-- start --

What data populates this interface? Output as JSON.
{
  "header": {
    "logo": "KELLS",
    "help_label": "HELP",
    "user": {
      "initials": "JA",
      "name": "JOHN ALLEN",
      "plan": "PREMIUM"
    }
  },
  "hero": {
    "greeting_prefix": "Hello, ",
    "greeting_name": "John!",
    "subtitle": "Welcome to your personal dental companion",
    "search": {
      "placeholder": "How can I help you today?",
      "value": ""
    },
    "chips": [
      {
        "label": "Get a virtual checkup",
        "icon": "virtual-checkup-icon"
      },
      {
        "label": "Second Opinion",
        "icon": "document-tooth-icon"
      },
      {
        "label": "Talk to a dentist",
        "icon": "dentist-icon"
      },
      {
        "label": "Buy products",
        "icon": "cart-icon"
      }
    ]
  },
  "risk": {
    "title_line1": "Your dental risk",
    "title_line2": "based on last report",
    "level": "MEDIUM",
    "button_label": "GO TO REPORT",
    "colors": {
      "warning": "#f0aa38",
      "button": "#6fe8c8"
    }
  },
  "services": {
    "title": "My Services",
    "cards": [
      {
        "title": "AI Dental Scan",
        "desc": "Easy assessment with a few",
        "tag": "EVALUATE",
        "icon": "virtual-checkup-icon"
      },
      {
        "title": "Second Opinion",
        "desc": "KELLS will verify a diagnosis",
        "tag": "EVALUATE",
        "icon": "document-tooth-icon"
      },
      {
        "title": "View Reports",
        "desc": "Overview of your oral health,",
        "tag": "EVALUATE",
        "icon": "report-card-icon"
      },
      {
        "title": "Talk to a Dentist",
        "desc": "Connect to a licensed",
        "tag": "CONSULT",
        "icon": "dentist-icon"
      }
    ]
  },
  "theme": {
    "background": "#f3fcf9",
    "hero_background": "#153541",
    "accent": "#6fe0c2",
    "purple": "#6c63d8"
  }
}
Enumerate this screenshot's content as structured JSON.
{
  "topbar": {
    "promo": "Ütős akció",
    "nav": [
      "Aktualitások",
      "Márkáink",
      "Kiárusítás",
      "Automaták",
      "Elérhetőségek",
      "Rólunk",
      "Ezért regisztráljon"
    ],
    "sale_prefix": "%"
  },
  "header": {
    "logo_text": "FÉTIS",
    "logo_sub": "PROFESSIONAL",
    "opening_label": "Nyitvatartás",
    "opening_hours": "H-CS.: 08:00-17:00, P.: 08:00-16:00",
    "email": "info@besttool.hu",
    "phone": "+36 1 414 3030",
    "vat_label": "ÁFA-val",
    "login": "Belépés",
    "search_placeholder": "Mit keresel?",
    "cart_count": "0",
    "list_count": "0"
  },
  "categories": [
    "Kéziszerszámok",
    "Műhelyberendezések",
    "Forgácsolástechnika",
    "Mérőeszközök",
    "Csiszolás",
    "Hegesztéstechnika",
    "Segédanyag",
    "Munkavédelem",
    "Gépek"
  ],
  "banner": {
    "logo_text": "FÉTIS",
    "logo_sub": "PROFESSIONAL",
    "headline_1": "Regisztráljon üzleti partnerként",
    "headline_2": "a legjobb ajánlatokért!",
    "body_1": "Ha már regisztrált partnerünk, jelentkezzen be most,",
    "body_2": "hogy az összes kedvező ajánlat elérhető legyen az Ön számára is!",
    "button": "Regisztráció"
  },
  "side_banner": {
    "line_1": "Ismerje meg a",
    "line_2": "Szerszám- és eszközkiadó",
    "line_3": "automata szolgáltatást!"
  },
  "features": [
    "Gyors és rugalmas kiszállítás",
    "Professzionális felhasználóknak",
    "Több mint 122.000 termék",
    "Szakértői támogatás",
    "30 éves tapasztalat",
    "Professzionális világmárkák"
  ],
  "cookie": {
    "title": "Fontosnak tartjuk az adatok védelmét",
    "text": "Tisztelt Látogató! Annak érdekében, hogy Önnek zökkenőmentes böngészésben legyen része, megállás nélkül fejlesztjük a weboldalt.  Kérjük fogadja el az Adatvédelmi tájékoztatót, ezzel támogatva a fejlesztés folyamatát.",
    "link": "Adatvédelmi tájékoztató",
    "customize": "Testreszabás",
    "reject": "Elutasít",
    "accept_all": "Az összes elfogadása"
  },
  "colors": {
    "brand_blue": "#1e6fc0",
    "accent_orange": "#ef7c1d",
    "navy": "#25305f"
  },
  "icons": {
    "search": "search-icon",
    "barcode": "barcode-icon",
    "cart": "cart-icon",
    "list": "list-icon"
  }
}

-- end --

**What you should do:** Repeat all of the entries exactly.

**The result:**
What data populates this interface? Output as JSON.
{
  "header": {
    "logo": "KELLS",
    "help_label": "HELP",
    "user": {
      "initials": "JA",
      "name": "JOHN ALLEN",
      "plan": "PREMIUM"
    }
  },
  "hero": {
    "greeting_prefix": "Hello, ",
    "greeting_name": "John!",
    "subtitle": "Welcome to your personal dental companion",
    "search": {
      "placeholder": "How can I help you today?",
      "value": ""
    },
    "chips": [
      {
        "label": "Get a virtual checkup",
        "icon": "virtual-checkup-icon"
      },
      {
        "label": "Second Opinion",
        "icon": "document-tooth-icon"
      },
      {
        "label": "Talk to a dentist",
        "icon": "dentist-icon"
      },
      {
        "label": "Buy products",
        "icon": "cart-icon"
      }
    ]
  },
  "risk": {
    "title_line1": "Your dental risk",
    "title_line2": "based on last report",
    "level": "MEDIUM",
    "button_label": "GO TO REPORT",
    "colors": {
      "warning": "#f0aa38",
      "button": "#6fe8c8"
    }
  },
  "services": {
    "title": "My Services",
    "cards": [
      {
        "title": "AI Dental Scan",
        "desc": "Easy assessment with a few",
        "tag": "EVALUATE",
        "icon": "virtual-checkup-icon"
      },
      {
        "title": "Second Opinion",
        "desc": "KELLS will verify a diagnosis",
        "tag": "EVALUATE",
        "icon": "document-tooth-icon"
      },
      {
        "title": "View Reports",
        "desc": "Overview of your oral health,",
        "tag": "EVALUATE",
        "icon": "report-card-icon"
      },
      {
        "title": "Talk to a Dentist",
        "desc": "Connect to a licensed",
        "tag": "CONSULT",
        "icon": "dentist-icon"
      }
    ]
  },
  "theme": {
    "background": "#f3fcf9",
    "hero_background": "#153541",
    "accent": "#6fe0c2",
    "purple": "#6c63d8"
  }
}
Enumerate this screenshot's content as structured JSON.
{
  "topbar": {
    "promo": "Ütős akció",
    "nav": [
      "Aktualitások",
      "Márkáink",
      "Kiárusítás",
      "Automaták",
      "Elérhetőségek",
      "Rólunk",
      "Ezért regisztráljon"
    ],
    "sale_prefix": "%"
  },
  "header": {
    "logo_text": "FÉTIS",
    "logo_sub": "PROFESSIONAL",
    "opening_label": "Nyitvatartás",
    "opening_hours": "H-CS.: 08:00-17:00, P.: 08:00-16:00",
    "email": "info@besttool.hu",
    "phone": "+36 1 414 3030",
    "vat_label": "ÁFA-val",
    "login": "Belépés",
    "search_placeholder": "Mit keresel?",
    "cart_count": "0",
    "list_count": "0"
  },
  "categories": [
    "Kéziszerszámok",
    "Műhelyberendezések",
    "Forgácsolástechnika",
    "Mérőeszközök",
    "Csiszolás",
    "Hegesztéstechnika",
    "Segédanyag",
    "Munkavédelem",
    "Gépek"
  ],
  "banner": {
    "logo_text": "FÉTIS",
    "logo_sub": "PROFESSIONAL",
    "headline_1": "Regisztráljon üzleti partnerként",
    "headline_2": "a legjobb ajánlatokért!",
    "body_1": "Ha már regisztrált partnerünk, jelentkezzen be most,",
    "body_2": "hogy az összes kedvező ajánlat elérhető legyen az Ön számára is!",
    "button": "Regisztráció"
  },
  "side_banner": {
    "line_1": "Ismerje meg a",
    "line_2": "Szerszám- és eszközkiadó",
    "line_3": "automata szolgáltatást!"
  },
  "features": [
    "Gyors és rugalmas kiszállítás",
    "Professzionális felhasználóknak",
    "Több mint 122.000 termék",
    "Szakértői támogatás",
    "30 éves tapasztalat",
    "Professzionális világmárkák"
  ],
  "cookie": {
    "title": "Fontosnak tartjuk az adatok védelmét",
    "text": "Tisztelt Látogató! Annak érdekében, hogy Önnek zökkenőmentes böngészésben legyen része, megállás nélkül fejlesztjük a weboldalt.  Kérjük fogadja el az Adatvédelmi tájékoztatót, ezzel támogatva a fejlesztés folyamatát.",
    "link": "Adatvédelmi tájékoztató",
    "customize": "Testreszabás",
    "reject": "Elutasít",
    "accept_all": "Az összes elfogadása"
  },
  "colors": {
    "brand_blue": "#1e6fc0",
    "accent_orange": "#ef7c1d",
    "navy": "#25305f"
  },
  "icons": {
    "search": "search-icon",
    "barcode": "barcode-icon",
    "cart": "cart-icon",
    "list": "list-icon"
  }
}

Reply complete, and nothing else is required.